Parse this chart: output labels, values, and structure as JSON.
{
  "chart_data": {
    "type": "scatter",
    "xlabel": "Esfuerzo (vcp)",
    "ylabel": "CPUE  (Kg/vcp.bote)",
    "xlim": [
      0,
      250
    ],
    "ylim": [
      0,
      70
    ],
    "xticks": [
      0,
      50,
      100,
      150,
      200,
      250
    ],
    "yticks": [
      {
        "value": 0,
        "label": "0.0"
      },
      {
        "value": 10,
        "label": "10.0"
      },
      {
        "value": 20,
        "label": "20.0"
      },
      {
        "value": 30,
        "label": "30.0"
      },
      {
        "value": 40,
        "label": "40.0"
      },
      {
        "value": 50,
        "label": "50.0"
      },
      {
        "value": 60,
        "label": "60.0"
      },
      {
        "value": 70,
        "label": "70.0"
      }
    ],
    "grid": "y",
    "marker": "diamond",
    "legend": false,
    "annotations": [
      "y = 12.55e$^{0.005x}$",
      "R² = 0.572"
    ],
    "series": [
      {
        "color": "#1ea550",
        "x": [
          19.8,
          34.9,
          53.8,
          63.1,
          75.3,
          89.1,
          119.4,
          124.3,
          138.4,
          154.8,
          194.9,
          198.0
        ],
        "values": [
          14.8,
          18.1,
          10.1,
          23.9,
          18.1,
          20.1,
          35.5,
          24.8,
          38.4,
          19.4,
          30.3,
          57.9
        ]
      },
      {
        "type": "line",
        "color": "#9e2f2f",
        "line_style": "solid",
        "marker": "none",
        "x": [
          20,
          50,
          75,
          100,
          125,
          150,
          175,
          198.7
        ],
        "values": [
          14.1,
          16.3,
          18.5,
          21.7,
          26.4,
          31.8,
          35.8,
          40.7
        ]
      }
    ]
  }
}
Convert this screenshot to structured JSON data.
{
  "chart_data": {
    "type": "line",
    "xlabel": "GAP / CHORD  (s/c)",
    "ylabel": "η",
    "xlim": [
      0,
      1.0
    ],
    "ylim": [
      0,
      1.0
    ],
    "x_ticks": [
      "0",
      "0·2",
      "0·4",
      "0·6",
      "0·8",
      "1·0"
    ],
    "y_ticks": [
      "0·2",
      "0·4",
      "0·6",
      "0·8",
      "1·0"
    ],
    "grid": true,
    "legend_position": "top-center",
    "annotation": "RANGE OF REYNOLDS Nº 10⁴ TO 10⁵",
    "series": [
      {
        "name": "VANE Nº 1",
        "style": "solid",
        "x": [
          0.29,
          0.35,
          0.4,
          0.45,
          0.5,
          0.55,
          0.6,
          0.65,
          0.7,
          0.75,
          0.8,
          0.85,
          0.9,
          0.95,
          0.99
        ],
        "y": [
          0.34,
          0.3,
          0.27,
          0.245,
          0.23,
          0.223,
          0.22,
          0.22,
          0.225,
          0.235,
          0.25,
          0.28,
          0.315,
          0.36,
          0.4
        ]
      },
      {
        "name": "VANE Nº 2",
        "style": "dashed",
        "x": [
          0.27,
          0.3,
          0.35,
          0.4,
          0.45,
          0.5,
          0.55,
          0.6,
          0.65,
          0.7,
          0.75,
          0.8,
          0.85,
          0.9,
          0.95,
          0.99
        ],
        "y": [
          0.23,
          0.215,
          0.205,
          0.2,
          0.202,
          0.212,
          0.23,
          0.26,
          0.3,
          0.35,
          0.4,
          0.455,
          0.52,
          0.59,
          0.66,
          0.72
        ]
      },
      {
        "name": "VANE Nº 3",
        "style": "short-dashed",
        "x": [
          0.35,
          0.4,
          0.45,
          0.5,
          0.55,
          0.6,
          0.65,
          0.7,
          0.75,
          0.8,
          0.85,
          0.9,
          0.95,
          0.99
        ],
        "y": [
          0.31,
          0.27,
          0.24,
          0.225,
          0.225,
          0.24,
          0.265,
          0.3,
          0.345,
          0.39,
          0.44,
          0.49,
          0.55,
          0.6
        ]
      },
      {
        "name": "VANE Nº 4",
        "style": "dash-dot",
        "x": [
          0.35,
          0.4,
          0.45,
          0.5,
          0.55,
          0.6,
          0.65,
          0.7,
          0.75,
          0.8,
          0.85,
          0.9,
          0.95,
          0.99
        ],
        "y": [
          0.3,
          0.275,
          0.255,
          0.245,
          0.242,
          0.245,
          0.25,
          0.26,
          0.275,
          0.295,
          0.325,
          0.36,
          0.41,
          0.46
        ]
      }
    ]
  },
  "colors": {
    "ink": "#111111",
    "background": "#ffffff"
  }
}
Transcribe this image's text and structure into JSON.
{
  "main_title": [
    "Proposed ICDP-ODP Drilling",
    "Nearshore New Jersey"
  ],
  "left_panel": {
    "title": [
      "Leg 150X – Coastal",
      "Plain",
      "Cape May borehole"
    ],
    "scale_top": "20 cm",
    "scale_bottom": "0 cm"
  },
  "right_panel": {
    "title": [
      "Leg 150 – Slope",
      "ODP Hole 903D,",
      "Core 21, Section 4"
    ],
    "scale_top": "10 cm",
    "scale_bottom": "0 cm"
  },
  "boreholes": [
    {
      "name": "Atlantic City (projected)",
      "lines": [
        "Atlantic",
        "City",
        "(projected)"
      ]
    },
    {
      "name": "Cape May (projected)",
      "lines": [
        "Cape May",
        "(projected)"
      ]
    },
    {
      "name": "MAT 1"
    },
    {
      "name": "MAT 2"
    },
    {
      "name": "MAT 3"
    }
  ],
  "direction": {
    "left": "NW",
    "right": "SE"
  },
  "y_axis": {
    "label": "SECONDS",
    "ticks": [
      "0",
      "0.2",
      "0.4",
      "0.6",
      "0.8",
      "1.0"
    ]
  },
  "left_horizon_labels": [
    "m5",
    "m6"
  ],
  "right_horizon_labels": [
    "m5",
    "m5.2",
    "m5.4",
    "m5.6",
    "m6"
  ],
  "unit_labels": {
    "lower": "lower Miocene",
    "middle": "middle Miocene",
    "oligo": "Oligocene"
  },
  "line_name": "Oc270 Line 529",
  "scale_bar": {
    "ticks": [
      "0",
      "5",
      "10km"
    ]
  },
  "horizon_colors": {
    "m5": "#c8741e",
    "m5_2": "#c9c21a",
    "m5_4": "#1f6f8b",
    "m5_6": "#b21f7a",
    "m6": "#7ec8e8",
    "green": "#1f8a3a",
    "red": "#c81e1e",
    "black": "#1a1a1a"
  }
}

Goal of the exercise:
Hand back the material above in full, exactly as written.

Task response:
Parse this chart: output labels, values, and structure as JSON.
{
  "chart_data": {
    "type": "scatter",
    "xlabel": "Esfuerzo (vcp)",
    "ylabel": "CPUE  (Kg/vcp.bote)",
    "xlim": [
      0,
      250
    ],
    "ylim": [
      0,
      70
    ],
    "xticks": [
      0,
      50,
      100,
      150,
      200,
      250
    ],
    "yticks": [
      {
        "value": 0,
        "label": "0.0"
      },
      {
        "value": 10,
        "label": "10.0"
      },
      {
        "value": 20,
        "label": "20.0"
      },
      {
        "value": 30,
        "label": "30.0"
      },
      {
        "value": 40,
        "label": "40.0"
      },
      {
        "value": 50,
        "label": "50.0"
      },
      {
        "value": 60,
        "label": "60.0"
      },
      {
        "value": 70,
        "label": "70.0"
      }
    ],
    "grid": "y",
    "marker": "diamond",
    "legend": false,
    "annotations": [
      "y = 12.55e$^{0.005x}$",
      "R² = 0.572"
    ],
    "series": [
      {
        "color": "#1ea550",
        "x": [
          19.8,
          34.9,
          53.8,
          63.1,
          75.3,
          89.1,
          119.4,
          124.3,
          138.4,
          154.8,
          194.9,
          198.0
        ],
        "values": [
          14.8,
          18.1,
          10.1,
          23.9,
          18.1,
          20.1,
          35.5,
          24.8,
          38.4,
          19.4,
          30.3,
          57.9
        ]
      },
      {
        "type": "line",
        "color": "#9e2f2f",
        "line_style": "solid",
        "marker": "none",
        "x": [
          20,
          50,
          75,
          100,
          125,
          150,
          175,
          198.7
        ],
        "values": [
          14.1,
          16.3,
          18.5,
          21.7,
          26.4,
          31.8,
          35.8,
          40.7
        ]
      }
    ]
  }
}
Convert this screenshot to structured JSON data.
{
  "chart_data": {
    "type": "line",
    "xlabel": "GAP / CHORD  (s/c)",
    "ylabel": "η",
    "xlim": [
      0,
      1.0
    ],
    "ylim": [
      0,
      1.0
    ],
    "x_ticks": [
      "0",
      "0·2",
      "0·4",
      "0·6",
      "0·8",
      "1·0"
    ],
    "y_ticks": [
      "0·2",
      "0·4",
      "0·6",
      "0·8",
      "1·0"
    ],
    "grid": true,
    "legend_position": "top-center",
    "annotation": "RANGE OF REYNOLDS Nº 10⁴ TO 10⁵",
    "series": [
      {
        "name": "VANE Nº 1",
        "style": "solid",
        "x": [
          0.29,
          0.35,
          0.4,
          0.45,
          0.5,
          0.55,
          0.6,
          0.65,
          0.7,
          0.75,
          0.8,
          0.85,
          0.9,
          0.95,
          0.99
        ],
        "y": [
          0.34,
          0.3,
          0.27,
          0.245,
          0.23,
          0.223,
          0.22,
          0.22,
          0.225,
          0.235,
          0.25,
          0.28,
          0.315,
          0.36,
          0.4
        ]
      },
      {
        "name": "VANE Nº 2",
        "style": "dashed",
        "x": [
          0.27,
          0.3,
          0.35,
          0.4,
          0.45,
          0.5,
          0.55,
          0.6,
          0.65,
          0.7,
          0.75,
          0.8,
          0.85,
          0.9,
          0.95,
          0.99
        ],
        "y": [
          0.23,
          0.215,
          0.205,
          0.2,
          0.202,
          0.212,
          0.23,
          0.26,
          0.3,
          0.35,
          0.4,
          0.455,
          0.52,
          0.59,
          0.66,
          0.72
        ]
      },
      {
        "name": "VANE Nº 3",
        "style": "short-dashed",
        "x": [
          0.35,
          0.4,
          0.45,
          0.5,
          0.55,
          0.6,
          0.65,
          0.7,
          0.75,
          0.8,
          0.85,
          0.9,
          0.95,
          0.99
        ],
        "y": [
          0.31,
          0.27,
          0.24,
          0.225,
          0.225,
          0.24,
          0.265,
          0.3,
          0.345,
          0.39,
          0.44,
          0.49,
          0.55,
          0.6
        ]
      },
      {
        "name": "VANE Nº 4",
        "style": "dash-dot",
        "x": [
          0.35,
          0.4,
          0.45,
          0.5,
          0.55,
          0.6,
          0.65,
          0.7,
          0.75,
          0.8,
          0.85,
          0.9,
          0.95,
          0.99
        ],
        "y": [
          0.3,
          0.275,
          0.255,
          0.245,
          0.242,
          0.245,
          0.25,
          0.26,
          0.275,
          0.295,
          0.325,
          0.36,
          0.41,
          0.46
        ]
      }
    ]
  },
  "colors": {
    "ink": "#111111",
    "background": "#ffffff"
  }
}
Transcribe this image's text and structure into JSON.
{
  "main_title": [
    "Proposed ICDP-ODP Drilling",
    "Nearshore New Jersey"
  ],
  "left_panel": {
    "title": [
      "Leg 150X – Coastal",
      "Plain",
      "Cape May borehole"
    ],
    "scale_top": "20 cm",
    "scale_bottom": "0 cm"
  },
  "right_panel": {
    "title": [
      "Leg 150 – Slope",
      "ODP Hole 903D,",
      "Core 21, Section 4"
    ],
    "scale_top": "10 cm",
    "scale_bottom": "0 cm"
  },
  "boreholes": [
    {
      "name": "Atlantic City (projected)",
      "lines": [
        "Atlantic",
        "City",
        "(projected)"
      ]
    },
    {
      "name": "Cape May (projected)",
      "lines": [
        "Cape May",
        "(projected)"
      ]
    },
    {
      "name": "MAT 1"
    },
    {
      "name": "MAT 2"
    },
    {
      "name": "MAT 3"
    }
  ],
  "direction": {
    "left": "NW",
    "right": "SE"
  },
  "y_axis": {
    "label": "SECONDS",
    "ticks": [
      "0",
      "0.2",
      "0.4",
      "0.6",
      "0.8",
      "1.0"
    ]
  },
  "left_horizon_labels": [
    "m5",
    "m6"
  ],
  "right_horizon_labels": [
    "m5",
    "m5.2",
    "m5.4",
    "m5.6",
    "m6"
  ],
  "unit_labels": {
    "lower": "lower Miocene",
    "middle": "middle Miocene",
    "oligo": "Oligocene"
  },
  "line_name": "Oc270 Line 529",
  "scale_bar": {
    "ticks": [
      "0",
      "5",
      "10km"
    ]
  },
  "horizon_colors": {
    "m5": "#c8741e",
    "m5_2": "#c9c21a",
    "m5_4": "#1f6f8b",
    "m5_6": "#b21f7a",
    "m6": "#7ec8e8",
    "green": "#1f8a3a",
    "red": "#c81e1e",
    "black": "#1a1a1a"
  }
}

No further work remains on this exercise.